**What the exercise asks**
Below are the records. List every line holding the word "special".

———

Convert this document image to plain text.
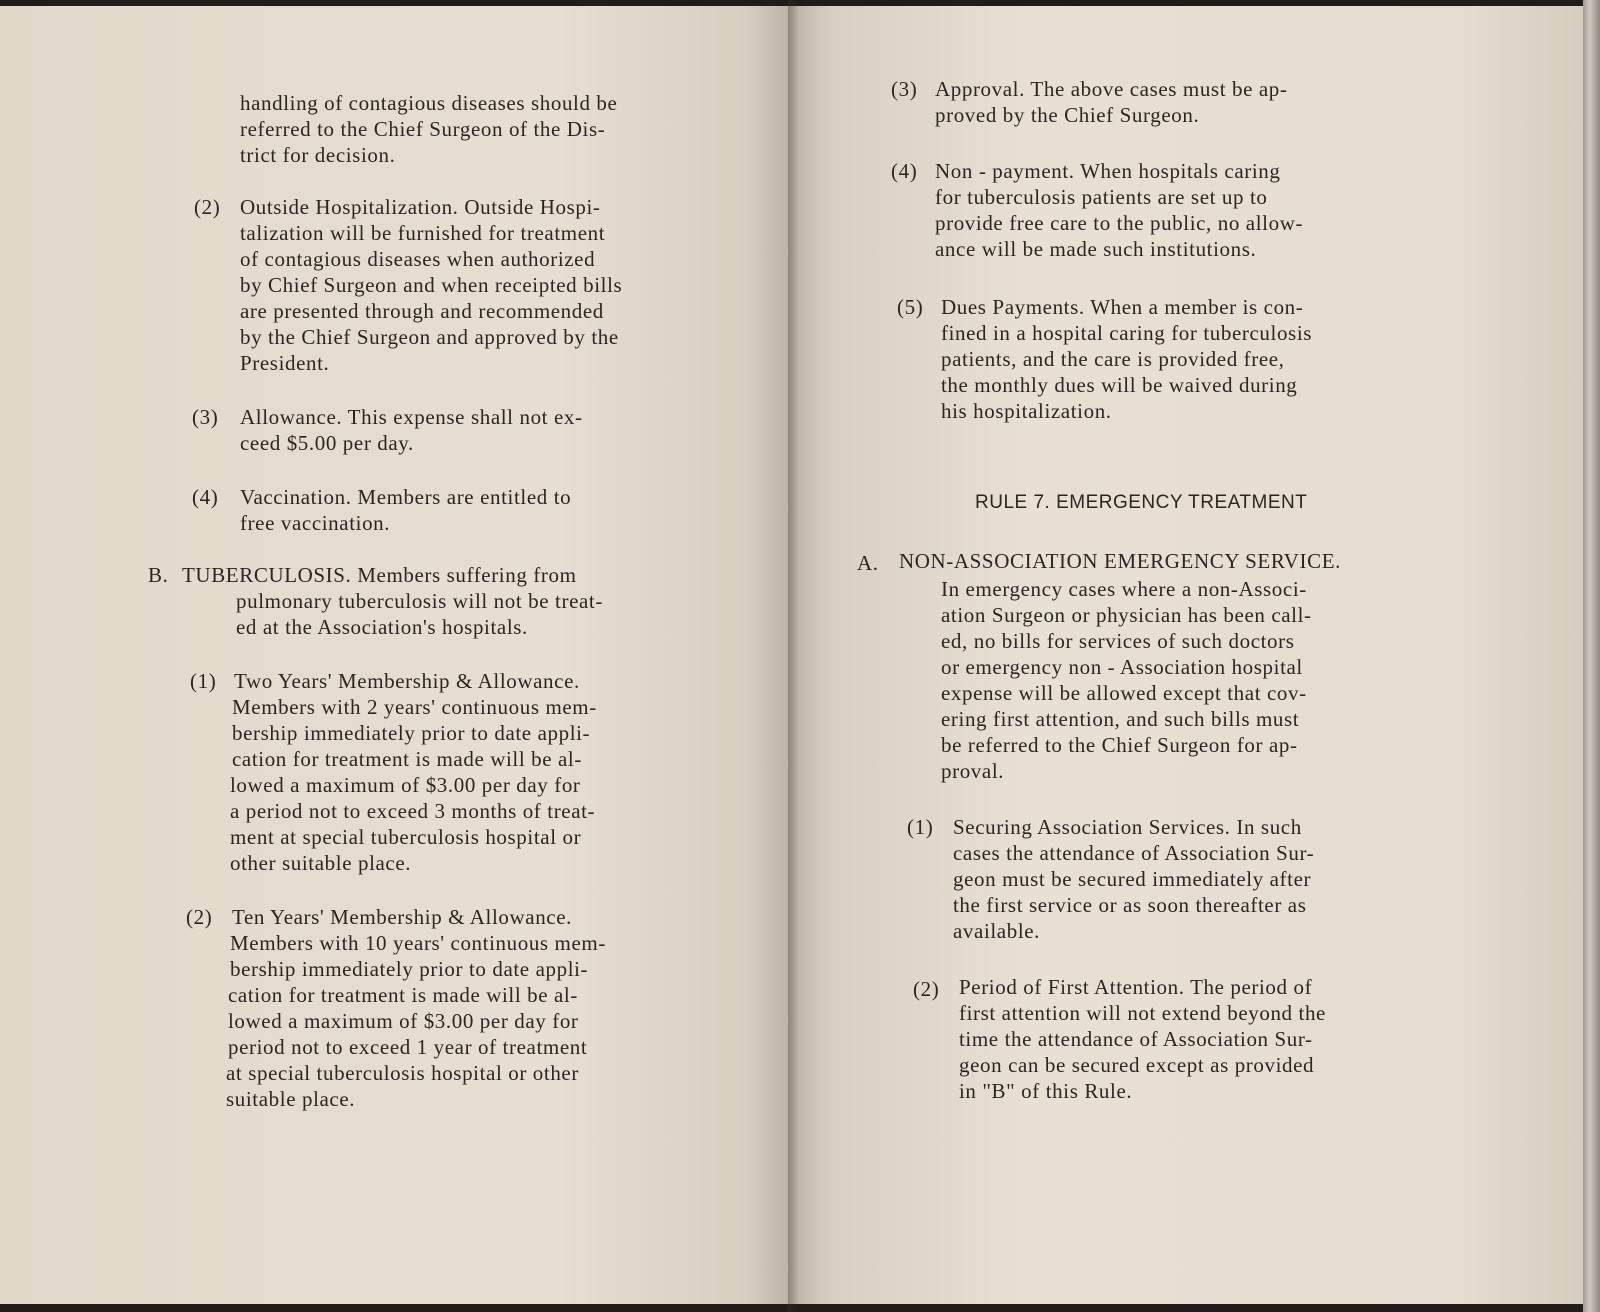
handling of contagious diseases should be
referred to the Chief Surgeon of the Dis-
trict for decision.
(2) Outside Hospitalization. Outside Hospi-
talization will be furnished for treatment
of contagious diseases when authorized
by Chief Surgeon and when receipted bills
are presented through and recommended
by the Chief Surgeon and approved by the
President.
(3) Allowance. This expense shall not ex-
ceed $5.00 per day.
(4) Vaccination. Members are entitled to
free vaccination.
B. TUBERCULOSIS. Members suffering from
pulmonary tuberculosis will not be treat-
ed at the Association's hospitals.
(1) Two Years' Membership & Allowance.
Members with 2 years' continuous mem-
bership immediately prior to date appli-
cation for treatment is made will be al-
lowed a maximum of $3.00 per day for
a period not to exceed 3 months of treat-
ment at special tuberculosis hospital or
other suitable place.
(2) Ten Years' Membership & Allowance.
Members with 10 years' continuous mem-
bership immediately prior to date appli-
cation for treatment is made will be al-
lowed a maximum of $3.00 per day for
period not to exceed 1 year of treatment
at special tuberculosis hospital or other
suitable place.
(3) Approval. The above cases must be ap-
proved by the Chief Surgeon.
(4) Non - payment. When hospitals caring
for tuberculosis patients are set up to
provide free care to the public, no allow-
ance will be made such institutions.
(5) Dues Payments. When a member is con-
fined in a hospital caring for tuberculosis
patients, and the care is provided free,
the monthly dues will be waived during
his hospitalization.
RULE 7. EMERGENCY TREATMENT
A. NON-ASSOCIATION EMERGENCY SERVICE.
In emergency cases where a non-Associ-
ation Surgeon or physician has been call-
ed, no bills for services of such doctors
or emergency non - Association hospital
expense will be allowed except that cov-
ering first attention, and such bills must
be referred to the Chief Surgeon for ap-
proval.
(1) Securing Association Services. In such
cases the attendance of Association Sur-
geon must be secured immediately after
the first service or as soon thereafter as
available.
(2) Period of First Attention. The period of
first attention will not extend beyond the
time the attendance of Association Sur-
geon can be secured except as provided
in "B" of this Rule.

———

**Response to the task**
ment at special tuberculosis hospital or
at special tuberculosis hospital or other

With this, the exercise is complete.